Collected data:
<<<<
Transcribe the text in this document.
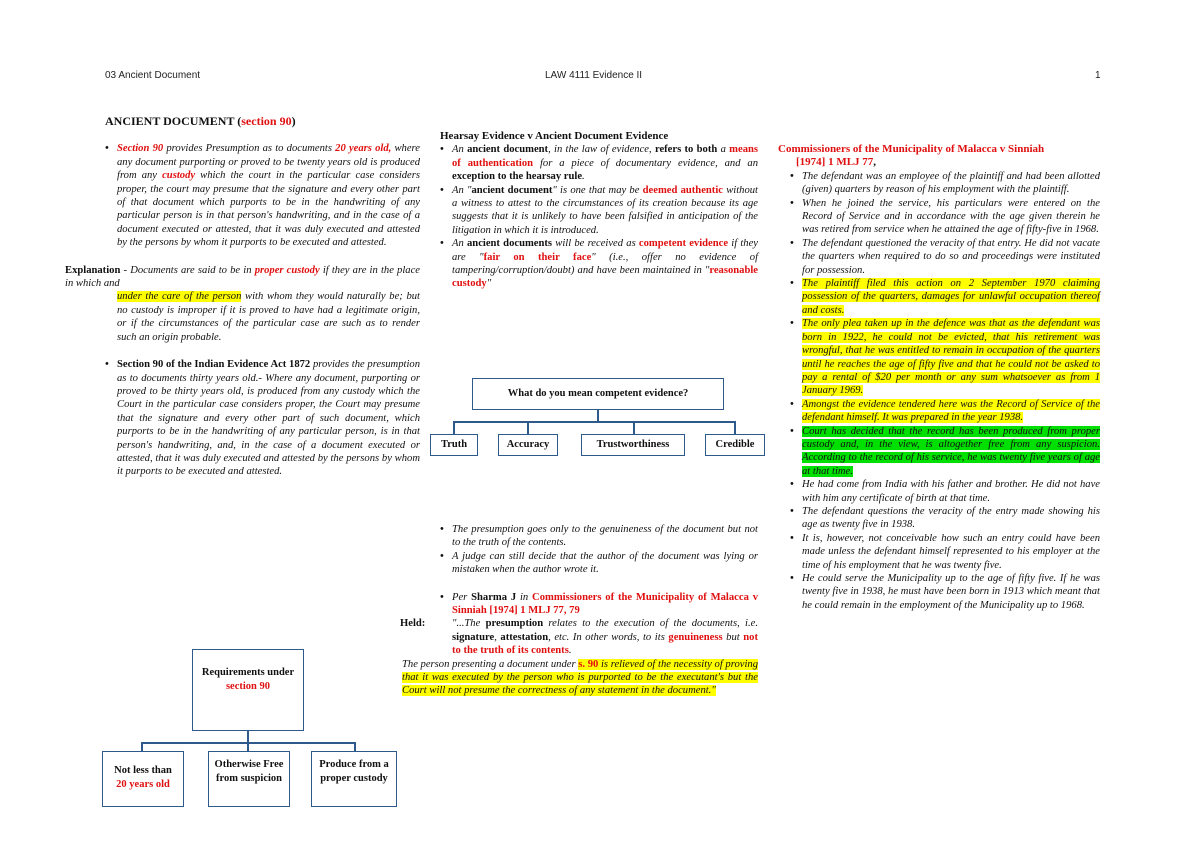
03 Ancient Document	LAW 4111 Evidence II	1
ANCIENT DOCUMENT (section 90)
• Section 90 provides Presumption as to documents 20 years old, where any document purporting or proved to be twenty years old is produced from any custody which the court in the particular case considers proper, the court may presume that the signature and every other part of that document which purports to be in the handwriting of any particular person is in that person's handwriting, and in the case of a document executed or attested, that it was duly executed and attested by the persons by whom it purports to be executed and attested.
Explanation - Documents are said to be in proper custody if they are in the place in which and
under the care of the person with whom they would naturally be; but no custody is improper if it is proved to have had a legitimate origin, or if the circumstances of the particular case are such as to render such an origin probable.
• Section 90 of the Indian Evidence Act 1872 provides the presumption as to documents thirty years old.- Where any document, purporting or proved to be thirty years old, is produced from any custody which the Court in the particular case considers proper, the Court may presume that the signature and every other part of such document, which purports to be in the handwriting of any particular person, is in that person's handwriting, and, in the case of a document executed or attested, that it was duly executed and attested by the persons by whom it purports to be executed and attested.
Requirements under
section 90
Not less than
20 years old
Otherwise Free from suspicion
Produce from a proper custody
Hearsay Evidence v Ancient Document Evidence
• An ancient document, in the law of evidence, refers to both a means of authentication for a piece of documentary evidence, and an exception to the hearsay rule.
• An "ancient document" is one that may be deemed authentic without a witness to attest to the circumstances of its creation because its age suggests that it is unlikely to have been falsified in anticipation of the litigation in which it is introduced.
• An ancient documents will be received as competent evidence if they are "fair on their face" (i.e., offer no evidence of tampering/corruption/doubt) and have been maintained in "reasonable custody"
What do you mean competent evidence?
Truth	Accuracy	Trustworthiness	Credible
• The presumption goes only to the genuineness of the document but not to the truth of the contents.
• A judge can still decide that the author of the document was lying or mistaken when the author wrote it.
• Per Sharma J in Commissioners of the Municipality of Malacca v Sinniah [1974] 1 MLJ 77, 79
Held:	"...The presumption relates to the execution of the documents, i.e. signature, attestation, etc. In other words, to its genuineness but not to the truth of its contents.
The person presenting a document under s. 90 is relieved of the necessity of proving that it was executed by the person who is purported to be the executant's but the Court will not presume the correctness of any statement in the document."
Commissioners of the Municipality of Malacca v Sinniah
[1974] 1 MLJ 77,
• The defendant was an employee of the plaintiff and had been allotted (given) quarters by reason of his employment with the plaintiff.
• When he joined the service, his particulars were entered on the Record of Service and in accordance with the age given therein he was retired from service when he attained the age of fifty-five in 1968.
• The defendant questioned the veracity of that entry. He did not vacate the quarters when required to do so and proceedings were instituted for possession.
• The plaintiff filed this action on 2 September 1970 claiming possession of the quarters, damages for unlawful occupation thereof and costs.
• The only plea taken up in the defence was that as the defendant was born in 1922, he could not be evicted, that his retirement was wrongful, that he was entitled to remain in occupation of the quarters until he reaches the age of fifty five and that he could not be asked to pay a rental of $20 per month or any sum whatsoever as from 1 January 1969.
• Amongst the evidence tendered here was the Record of Service of the defendant himself. It was prepared in the year 1938.
• Court has decided that the record has been produced from proper custody and, in the view, is altogether free from any suspicion. According to the record of his service, he was twenty five years of age at that time.
• He had come from India with his father and brother. He did not have with him any certificate of birth at that time.
• The defendant questions the veracity of the entry made showing his age as twenty five in 1938.
• It is, however, not conceivable how such an entry could have been made unless the defendant himself represented to his employer at the time of his employment that he was twenty five.
• He could serve the Municipality up to the age of fifty five. If he was twenty five in 1938, he must have been born in 1913 which meant that he could remain in the employment of the Municipality up to 1968.
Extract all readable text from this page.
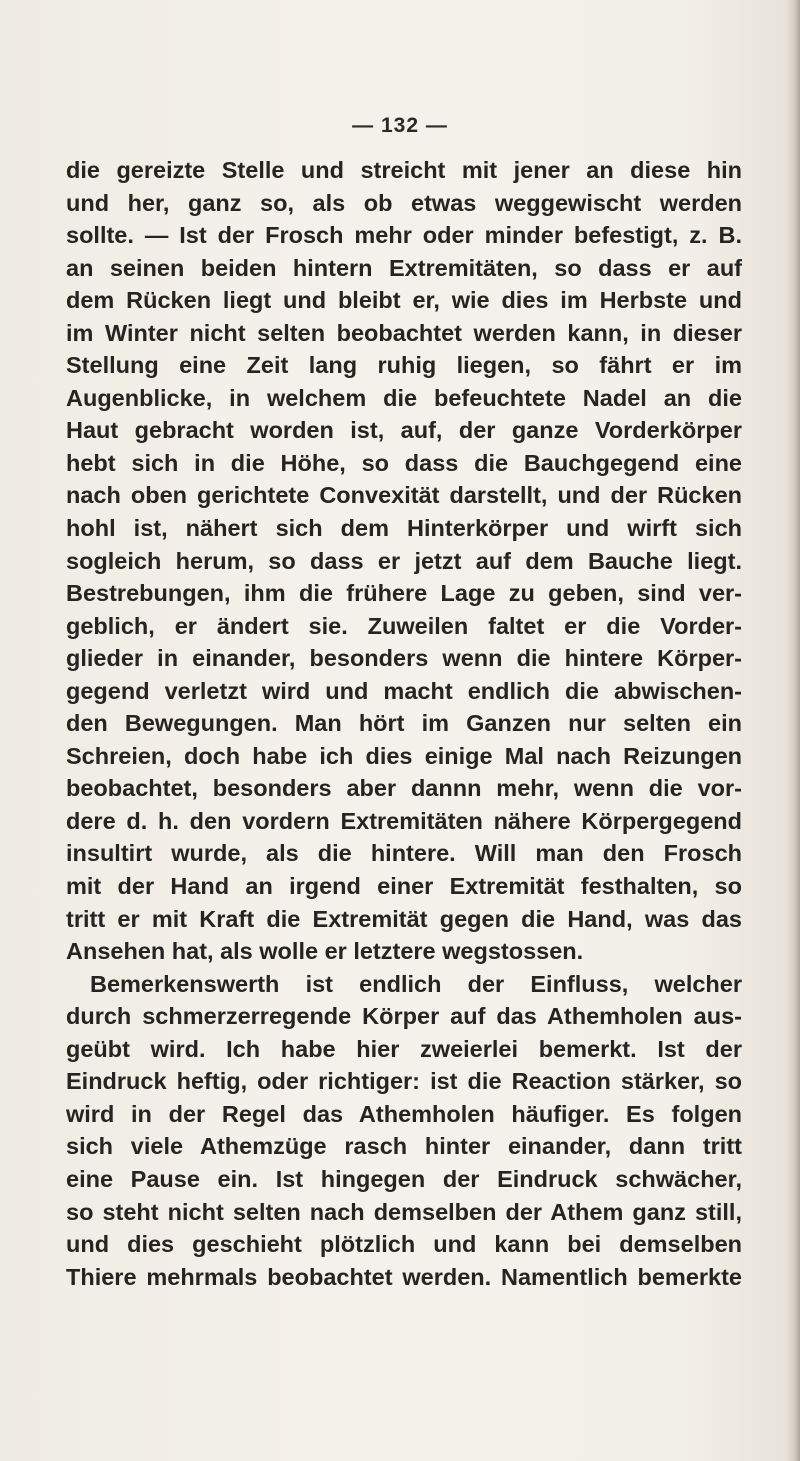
— 132 —
die gereizte Stelle und streicht mit jener an diese hin
und her, ganz so, als ob etwas weggewischt werden
sollte. — Ist der Frosch mehr oder minder befestigt, z. B.
an seinen beiden hintern Extremitäten, so dass er auf
dem Rücken liegt und bleibt er, wie dies im Herbste und
im Winter nicht selten beobachtet werden kann, in dieser
Stellung eine Zeit lang ruhig liegen, so fährt er im
Augenblicke, in welchem die befeuchtete Nadel an die
Haut gebracht worden ist, auf, der ganze Vorderkörper
hebt sich in die Höhe, so dass die Bauchgegend eine
nach oben gerichtete Convexität darstellt, und der Rücken
hohl ist, nähert sich dem Hinterkörper und wirft sich
sogleich herum, so dass er jetzt auf dem Bauche liegt.
Bestrebungen, ihm die frühere Lage zu geben, sind ver-
geblich, er ändert sie. Zuweilen faltet er die Vorder-
glieder in einander, besonders wenn die hintere Körper-
gegend verletzt wird und macht endlich die abwischen-
den Bewegungen. Man hört im Ganzen nur selten ein
Schreien, doch habe ich dies einige Mal nach Reizungen
beobachtet, besonders aber dannn mehr, wenn die vor-
dere d. h. den vordern Extremitäten nähere Körpergegend
insultirt wurde, als die hintere. Will man den Frosch
mit der Hand an irgend einer Extremität festhalten, so
tritt er mit Kraft die Extremität gegen die Hand, was das
Ansehen hat, als wolle er letztere wegstossen.
Bemerkenswerth ist endlich der Einfluss, welcher
durch schmerzerregende Körper auf das Athemholen aus-
geübt wird. Ich habe hier zweierlei bemerkt. Ist der
Eindruck heftig, oder richtiger: ist die Reaction stärker, so
wird in der Regel das Athemholen häufiger. Es folgen
sich viele Athemzüge rasch hinter einander, dann tritt
eine Pause ein. Ist hingegen der Eindruck schwächer,
so steht nicht selten nach demselben der Athem ganz still,
und dies geschieht plötzlich und kann bei demselben
Thiere mehrmals beobachtet werden. Namentlich bemerkte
>>>>
Make an exact copy of the data, leaving its pictures out.

Transcribe the text in this document.
03 Ancient Document	LAW 4111 Evidence II	1
ANCIENT DOCUMENT (section 90)
• Section 90 provides Presumption as to documents 20 years old, where any document purporting or proved to be twenty years old is produced from any custody which the court in the particular case considers proper, the court may presume that the signature and every other part of that document which purports to be in the handwriting of any particular person is in that person's handwriting, and in the case of a document executed or attested, that it was duly executed and attested by the persons by whom it purports to be executed and attested.
Explanation - Documents are said to be in proper custody if they are in the place in which and
under the care of the person with whom they would naturally be; but no custody is improper if it is proved to have had a legitimate origin, or if the circumstances of the particular case are such as to render such an origin probable.
• Section 90 of the Indian Evidence Act 1872 provides the presumption as to documents thirty years old.- Where any document, purporting or proved to be thirty years old, is produced from any custody which the Court in the particular case considers proper, the Court may presume that the signature and every other part of such document, which purports to be in the handwriting of any particular person, is in that person's handwriting, and, in the case of a document executed or attested, that it was duly executed and attested by the persons by whom it purports to be executed and attested.
Requirements under
section 90
Not less than
20 years old
Otherwise Free from suspicion
Produce from a proper custody
Hearsay Evidence v Ancient Document Evidence
• An ancient document, in the law of evidence, refers to both a means of authentication for a piece of documentary evidence, and an exception to the hearsay rule.
• An "ancient document" is one that may be deemed authentic without a witness to attest to the circumstances of its creation because its age suggests that it is unlikely to have been falsified in anticipation of the litigation in which it is introduced.
• An ancient documents will be received as competent evidence if they are "fair on their face" (i.e., offer no evidence of tampering/corruption/doubt) and have been maintained in "reasonable custody"
What do you mean competent evidence?
Truth	Accuracy	Trustworthiness	Credible
• The presumption goes only to the genuineness of the document but not to the truth of the contents.
• A judge can still decide that the author of the document was lying or mistaken when the author wrote it.
• Per Sharma J in Commissioners of the Municipality of Malacca v Sinniah [1974] 1 MLJ 77, 79
Held:	"...The presumption relates to the execution of the documents, i.e. signature, attestation, etc. In other words, to its genuineness but not to the truth of its contents.
The person presenting a document under s. 90 is relieved of the necessity of proving that it was executed by the person who is purported to be the executant's but the Court will not presume the correctness of any statement in the document."
Commissioners of the Municipality of Malacca v Sinniah
[1974] 1 MLJ 77,
• The defendant was an employee of the plaintiff and had been allotted (given) quarters by reason of his employment with the plaintiff.
• When he joined the service, his particulars were entered on the Record of Service and in accordance with the age given therein he was retired from service when he attained the age of fifty-five in 1968.
• The defendant questioned the veracity of that entry. He did not vacate the quarters when required to do so and proceedings were instituted for possession.
• The plaintiff filed this action on 2 September 1970 claiming possession of the quarters, damages for unlawful occupation thereof and costs.
• The only plea taken up in the defence was that as the defendant was born in 1922, he could not be evicted, that his retirement was wrongful, that he was entitled to remain in occupation of the quarters until he reaches the age of fifty five and that he could not be asked to pay a rental of $20 per month or any sum whatsoever as from 1 January 1969.
• Amongst the evidence tendered here was the Record of Service of the defendant himself. It was prepared in the year 1938.
• Court has decided that the record has been produced from proper custody and, in the view, is altogether free from any suspicion. According to the record of his service, he was twenty five years of age at that time.
• He had come from India with his father and brother. He did not have with him any certificate of birth at that time.
• The defendant questions the veracity of the entry made showing his age as twenty five in 1938.
• It is, however, not conceivable how such an entry could have been made unless the defendant himself represented to his employer at the time of his employment that he was twenty five.
• He could serve the Municipality up to the age of fifty five. If he was twenty five in 1938, he must have been born in 1913 which meant that he could remain in the employment of the Municipality up to 1968.
Extract all readable text from this page.
— 132 —
die gereizte Stelle und streicht mit jener an diese hin
und her, ganz so, als ob etwas weggewischt werden
sollte. — Ist der Frosch mehr oder minder befestigt, z. B.
an seinen beiden hintern Extremitäten, so dass er auf
dem Rücken liegt und bleibt er, wie dies im Herbste und
im Winter nicht selten beobachtet werden kann, in dieser
Stellung eine Zeit lang ruhig liegen, so fährt er im
Augenblicke, in welchem die befeuchtete Nadel an die
Haut gebracht worden ist, auf, der ganze Vorderkörper
hebt sich in die Höhe, so dass die Bauchgegend eine
nach oben gerichtete Convexität darstellt, und der Rücken
hohl ist, nähert sich dem Hinterkörper und wirft sich
sogleich herum, so dass er jetzt auf dem Bauche liegt.
Bestrebungen, ihm die frühere Lage zu geben, sind ver-
geblich, er ändert sie. Zuweilen faltet er die Vorder-
glieder in einander, besonders wenn die hintere Körper-
gegend verletzt wird und macht endlich die abwischen-
den Bewegungen. Man hört im Ganzen nur selten ein
Schreien, doch habe ich dies einige Mal nach Reizungen
beobachtet, besonders aber dannn mehr, wenn die vor-
dere d. h. den vordern Extremitäten nähere Körpergegend
insultirt wurde, als die hintere. Will man den Frosch
mit der Hand an irgend einer Extremität festhalten, so
tritt er mit Kraft die Extremität gegen die Hand, was das
Ansehen hat, als wolle er letztere wegstossen.
Bemerkenswerth ist endlich der Einfluss, welcher
durch schmerzerregende Körper auf das Athemholen aus-
geübt wird. Ich habe hier zweierlei bemerkt. Ist der
Eindruck heftig, oder richtiger: ist die Reaction stärker, so
wird in der Regel das Athemholen häufiger. Es folgen
sich viele Athemzüge rasch hinter einander, dann tritt
eine Pause ein. Ist hingegen der Eindruck schwächer,
so steht nicht selten nach demselben der Athem ganz still,
und dies geschieht plötzlich und kann bei demselben
Thiere mehrmals beobachtet werden. Namentlich bemerkte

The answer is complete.